» Problem: Reproduce every record exactly as it appears, but not the pictures.

» Data entries:
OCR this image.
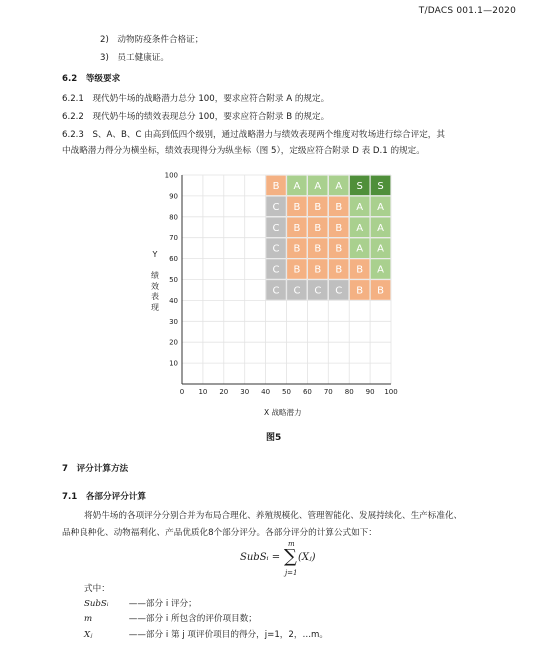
T/DACS 001.1—2020
2)　动物防疫条件合格证；
3)　员工健康证。
6.2　等级要求
6.2.1　现代奶牛场的战略潜力总分 100，要求应符合附录 A 的规定。
6.2.2　现代奶牛场的绩效表现总分 100，要求应符合附录 B 的规定。
6.2.3　S、A、B、C 由高到低四个级别，通过战略潜力与绩效表现两个维度对牧场进行综合评定，其
中战略潜力得分为横坐标，绩效表现得分为纵坐标（图 5），定级应符合附录 D 表 D.1 的规定。
B A A A S S
C B B B A A
C B B B A A
C B B B A A
C B B B B A
C C C C B B
0 10 20 30 40 50 60 70 80 90 100
10
20
30
40
50
60
70
80
90
100
Y

绩
效
表
现
X 战略潜力
图5
7　评分计算方法
7.1　各部分评分计算
将奶牛场的各项评分分别合并为布局合理化、养殖规模化、管理智能化、发展持续化、生产标准化、
品种良种化、动物福利化、产品优质化8个部分评分。各部分评分的计算公式如下：
SubSᵢ =
m
∑
j=1
(Xⱼ)
式中：
SubSᵢ ——部分 i 评分；
m	——部分 i 所包含的评价项目数；
Xⱼ	——部分 i 第 j 项评价项目的得分，j=1，2，…m。
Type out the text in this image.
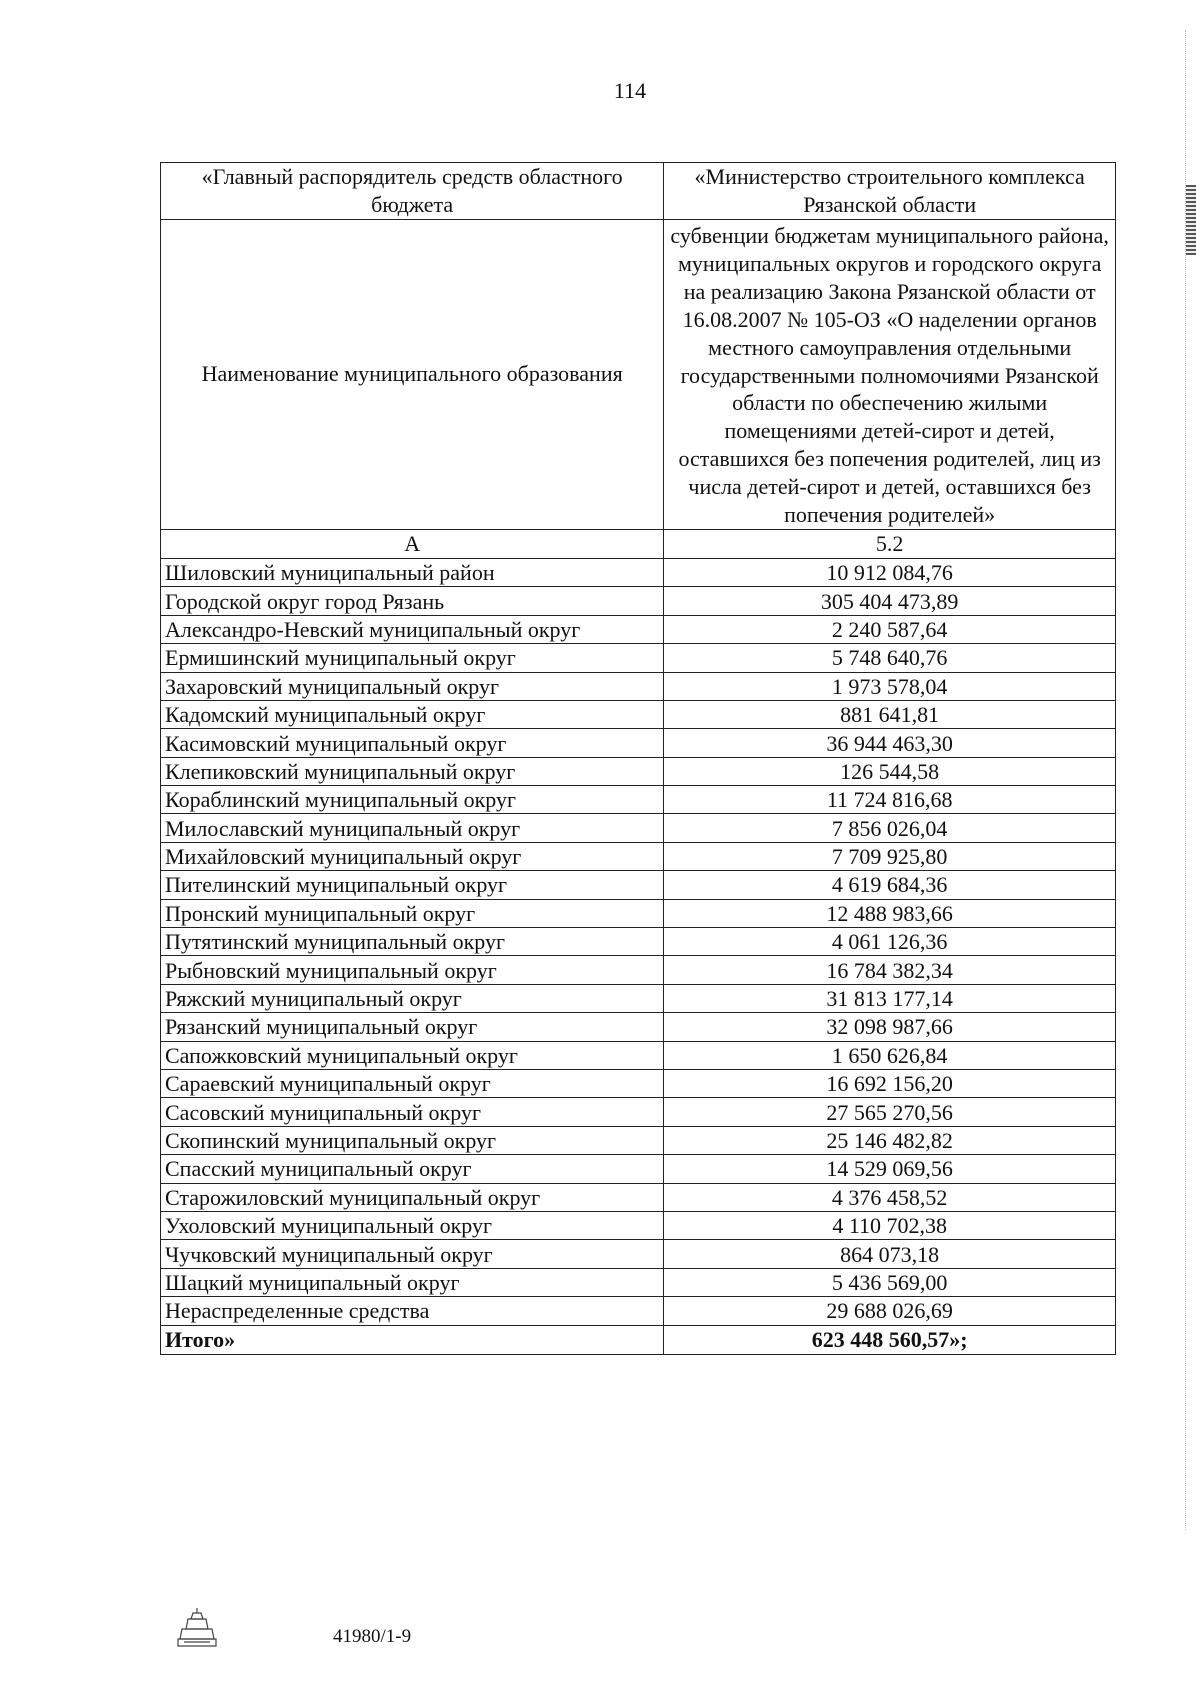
114
«Главный распорядитель средств областного бюджета	«Министерство строительного комплекса Рязанской области
Наименование муниципального образования	субвенции бюджетам муниципального района, муниципальных округов и городского округа на реализацию Закона Рязанской области от 16.08.2007 № 105-ОЗ «О наделении органов местного самоуправления отдельными государственными полномочиями Рязанской области по обеспечению жилыми помещениями детей-сирот и детей, оставшихся без попечения родителей, лиц из числа детей-сирот и детей, оставшихся без попечения родителей»
А	5.2
Шиловский муниципальный район	10 912 084,76
Городской округ город Рязань	305 404 473,89
Александро-Невский муниципальный округ	2 240 587,64
Ермишинский муниципальный округ	5 748 640,76
Захаровский муниципальный округ	1 973 578,04
Кадомский муниципальный округ	881 641,81
Касимовский муниципальный округ	36 944 463,30
Клепиковский муниципальный округ	126 544,58
Кораблинский муниципальный округ	11 724 816,68
Милославский муниципальный округ	7 856 026,04
Михайловский муниципальный округ	7 709 925,80
Пителинский муниципальный округ	4 619 684,36
Пронский муниципальный округ	12 488 983,66
Путятинский муниципальный округ	4 061 126,36
Рыбновский муниципальный округ	16 784 382,34
Ряжский муниципальный округ	31 813 177,14
Рязанский муниципальный округ	32 098 987,66
Сапожковский муниципальный округ	1 650 626,84
Сараевский муниципальный округ	16 692 156,20
Сасовский муниципальный округ	27 565 270,56
Скопинский муниципальный округ	25 146 482,82
Спасский муниципальный округ	14 529 069,56
Старожиловский муниципальный округ	4 376 458,52
Ухоловский муниципальный округ	4 110 702,38
Чучковский муниципальный округ	864 073,18
Шацкий муниципальный округ	5 436 569,00
Нераспределенные средства	29 688 026,69
Итого»	623 448 560,57»;
41980/1-9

» Written response:
OCR this image.
T/DACS 001.1—2020
2)　动物防疫条件合格证；
3)　员工健康证。
6.2　等级要求
6.2.1　现代奶牛场的战略潜力总分 100，要求应符合附录 A 的规定。
6.2.2　现代奶牛场的绩效表现总分 100，要求应符合附录 B 的规定。
6.2.3　S、A、B、C 由高到低四个级别，通过战略潜力与绩效表现两个维度对牧场进行综合评定，其
中战略潜力得分为横坐标，绩效表现得分为纵坐标（图 5），定级应符合附录 D 表 D.1 的规定。
B A A A S S
C B B B A A
C B B B A A
C B B B A A
C B B B B A
C C C C B B
0 10 20 30 40 50 60 70 80 90 100
10
20
30
40
50
60
70
80
90
100
Y

绩
效
表
现
X 战略潜力
图5
7　评分计算方法
7.1　各部分评分计算
将奶牛场的各项评分分别合并为布局合理化、养殖规模化、管理智能化、发展持续化、生产标准化、
品种良种化、动物福利化、产品优质化8个部分评分。各部分评分的计算公式如下：
SubSᵢ =
m
∑
j=1
(Xⱼ)
式中：
SubSᵢ ——部分 i 评分；
m	——部分 i 所包含的评价项目数；
Xⱼ	——部分 i 第 j 项评价项目的得分，j=1，2，…m。
Type out the text in this image.
114
«Главный распорядитель средств областного бюджета	«Министерство строительного комплекса Рязанской области
Наименование муниципального образования	субвенции бюджетам муниципального района, муниципальных округов и городского округа на реализацию Закона Рязанской области от 16.08.2007 № 105-ОЗ «О наделении органов местного самоуправления отдельными государственными полномочиями Рязанской области по обеспечению жилыми помещениями детей-сирот и детей, оставшихся без попечения родителей, лиц из числа детей-сирот и детей, оставшихся без попечения родителей»
А	5.2
Шиловский муниципальный район	10 912 084,76
Городской округ город Рязань	305 404 473,89
Александро-Невский муниципальный округ	2 240 587,64
Ермишинский муниципальный округ	5 748 640,76
Захаровский муниципальный округ	1 973 578,04
Кадомский муниципальный округ	881 641,81
Касимовский муниципальный округ	36 944 463,30
Клепиковский муниципальный округ	126 544,58
Кораблинский муниципальный округ	11 724 816,68
Милославский муниципальный округ	7 856 026,04
Михайловский муниципальный округ	7 709 925,80
Пителинский муниципальный округ	4 619 684,36
Пронский муниципальный округ	12 488 983,66
Путятинский муниципальный округ	4 061 126,36
Рыбновский муниципальный округ	16 784 382,34
Ряжский муниципальный округ	31 813 177,14
Рязанский муниципальный округ	32 098 987,66
Сапожковский муниципальный округ	1 650 626,84
Сараевский муниципальный округ	16 692 156,20
Сасовский муниципальный округ	27 565 270,56
Скопинский муниципальный округ	25 146 482,82
Спасский муниципальный округ	14 529 069,56
Старожиловский муниципальный округ	4 376 458,52
Ухоловский муниципальный округ	4 110 702,38
Чучковский муниципальный округ	864 073,18
Шацкий муниципальный округ	5 436 569,00
Нераспределенные средства	29 688 026,69
Итого»	623 448 560,57»;
41980/1-9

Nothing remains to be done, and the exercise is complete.